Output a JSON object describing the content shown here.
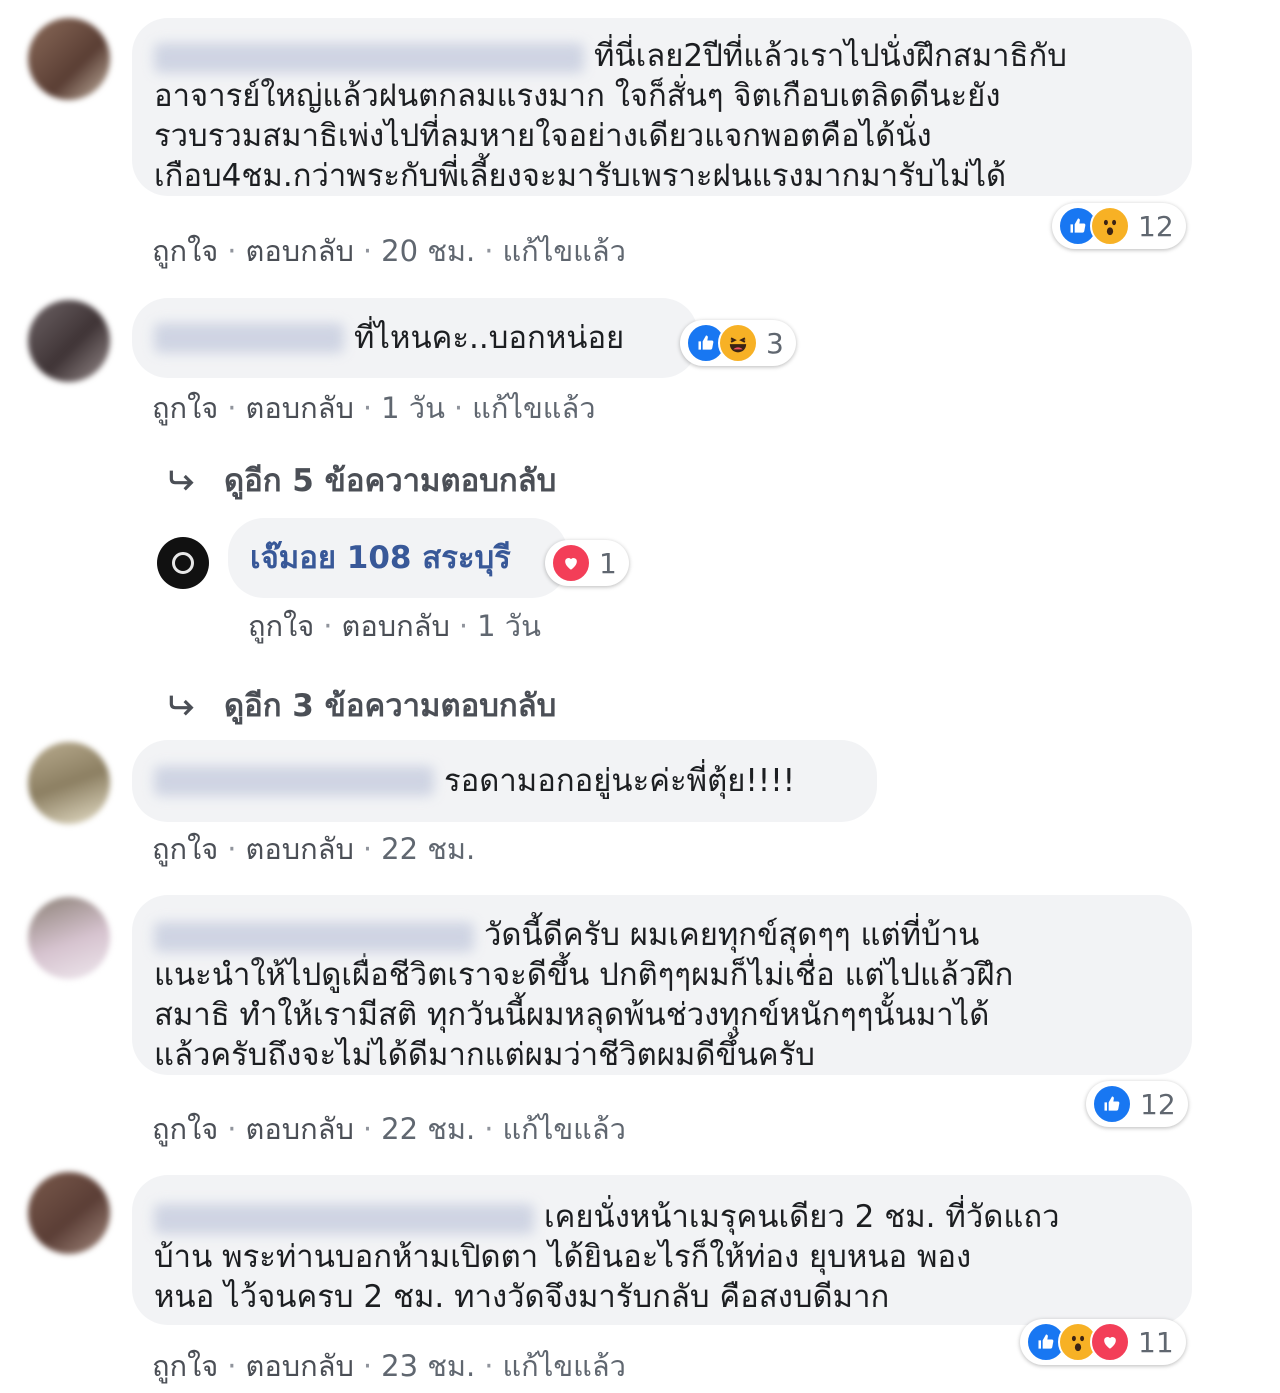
{
  "colors": {
    "accent": "#1877f2",
    "bubble": "#f2f3f5",
    "meta": "#606770",
    "love": "#f33e58",
    "wow": "#f7b125"
  },
  "actions": {
    "like": "ถูกใจ",
    "reply": "ตอบกลับ",
    "separator": "·"
  },
  "comments": [
    {
      "lines": [
        "ที่นี่เลย2ปีที่แล้วเราไปนั่งฝึกสมาธิกับ",
        "อาจารย์ใหญ่แล้วฝนตกลมแรงมาก ใจก็สั่นๆ จิตเกือบเตลิดดีนะยัง",
        "รวบรวมสมาธิเพ่งไปที่ลมหายใจอย่างเดียวแจกพอตคือได้นั่ง",
        "เกือบ4ชม.กว่าพระกับพี่เลี้ยงจะมารับเพราะฝนแรงมากมารับไม่ได้"
      ],
      "time": "20 ชม.",
      "edited": "แก้ไขแล้ว",
      "reactions": [
        "like-icon",
        "wow-icon"
      ],
      "reaction_count": "12"
    },
    {
      "lines": [
        "ที่ไหนคะ..บอกหน่อย"
      ],
      "time": "1 วัน",
      "edited": "แก้ไขแล้ว",
      "reactions": [
        "like-icon",
        "haha-icon"
      ],
      "reaction_count": "3",
      "more_replies_top": "ดูอีก 5 ข้อความตอบกลับ",
      "reply": {
        "author": "เจ๊มอย 108 สระบุรี",
        "time": "1 วัน",
        "reactions": [
          "love-icon"
        ],
        "reaction_count": "1"
      },
      "more_replies_bottom": "ดูอีก 3 ข้อความตอบกลับ"
    },
    {
      "lines": [
        "รอดามอกอยู่นะค่ะพี่ตุ้ย!!!!"
      ],
      "time": "22 ชม."
    },
    {
      "lines": [
        "วัดนี้ดีครับ ผมเคยทุกข์สุดๆๆ แต่ที่บ้าน",
        "แนะนำให้ไปดูเผื่อชีวิตเราจะดีขึ้น ปกติๆๆผมก็ไม่เชื่อ แต่ไปแล้วฝึก",
        "สมาธิ ทำให้เรามีสติ ทุกวันนี้ผมหลุดพ้นช่วงทุกข์หนักๆๆนั้นมาได้",
        "แล้วครับถึงจะไม่ได้ดีมากแต่ผมว่าชีวิตผมดีขึ้นครับ"
      ],
      "time": "22 ชม.",
      "edited": "แก้ไขแล้ว",
      "reactions": [
        "like-icon"
      ],
      "reaction_count": "12"
    },
    {
      "lines": [
        "เคยนั่งหน้าเมรุคนเดียว 2 ชม. ที่วัดแถว",
        "บ้าน พระท่านบอกห้ามเปิดตา ได้ยินอะไรก็ให้ท่อง ยุบหนอ พอง",
        "หนอ ไว้จนครบ 2 ชม. ทางวัดจึงมารับกลับ คือสงบดีมาก"
      ],
      "time": "23 ชม.",
      "edited": "แก้ไขแล้ว",
      "reactions": [
        "like-icon",
        "wow-icon",
        "love-icon"
      ],
      "reaction_count": "11"
    }
  ]
}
════
Retype everything in the material word for word, minus pictures.

Output a JSON object describing the content shown here.
{
  "colors": {
    "accent": "#1877f2",
    "bubble": "#f2f3f5",
    "meta": "#606770",
    "love": "#f33e58",
    "wow": "#f7b125"
  },
  "actions": {
    "like": "ถูกใจ",
    "reply": "ตอบกลับ",
    "separator": "·"
  },
  "comments": [
    {
      "lines": [
        "ที่นี่เลย2ปีที่แล้วเราไปนั่งฝึกสมาธิกับ",
        "อาจารย์ใหญ่แล้วฝนตกลมแรงมาก ใจก็สั่นๆ จิตเกือบเตลิดดีนะยัง",
        "รวบรวมสมาธิเพ่งไปที่ลมหายใจอย่างเดียวแจกพอตคือได้นั่ง",
        "เกือบ4ชม.กว่าพระกับพี่เลี้ยงจะมารับเพราะฝนแรงมากมารับไม่ได้"
      ],
      "time": "20 ชม.",
      "edited": "แก้ไขแล้ว",
      "reactions": [
        "like-icon",
        "wow-icon"
      ],
      "reaction_count": "12"
    },
    {
      "lines": [
        "ที่ไหนคะ..บอกหน่อย"
      ],
      "time": "1 วัน",
      "edited": "แก้ไขแล้ว",
      "reactions": [
        "like-icon",
        "haha-icon"
      ],
      "reaction_count": "3",
      "more_replies_top": "ดูอีก 5 ข้อความตอบกลับ",
      "reply": {
        "author": "เจ๊มอย 108 สระบุรี",
        "time": "1 วัน",
        "reactions": [
          "love-icon"
        ],
        "reaction_count": "1"
      },
      "more_replies_bottom": "ดูอีก 3 ข้อความตอบกลับ"
    },
    {
      "lines": [
        "รอดามอกอยู่นะค่ะพี่ตุ้ย!!!!"
      ],
      "time": "22 ชม."
    },
    {
      "lines": [
        "วัดนี้ดีครับ ผมเคยทุกข์สุดๆๆ แต่ที่บ้าน",
        "แนะนำให้ไปดูเผื่อชีวิตเราจะดีขึ้น ปกติๆๆผมก็ไม่เชื่อ แต่ไปแล้วฝึก",
        "สมาธิ ทำให้เรามีสติ ทุกวันนี้ผมหลุดพ้นช่วงทุกข์หนักๆๆนั้นมาได้",
        "แล้วครับถึงจะไม่ได้ดีมากแต่ผมว่าชีวิตผมดีขึ้นครับ"
      ],
      "time": "22 ชม.",
      "edited": "แก้ไขแล้ว",
      "reactions": [
        "like-icon"
      ],
      "reaction_count": "12"
    },
    {
      "lines": [
        "เคยนั่งหน้าเมรุคนเดียว 2 ชม. ที่วัดแถว",
        "บ้าน พระท่านบอกห้ามเปิดตา ได้ยินอะไรก็ให้ท่อง ยุบหนอ พอง",
        "หนอ ไว้จนครบ 2 ชม. ทางวัดจึงมารับกลับ คือสงบดีมาก"
      ],
      "time": "23 ชม.",
      "edited": "แก้ไขแล้ว",
      "reactions": [
        "like-icon",
        "wow-icon",
        "love-icon"
      ],
      "reaction_count": "11"
    }
  ]
}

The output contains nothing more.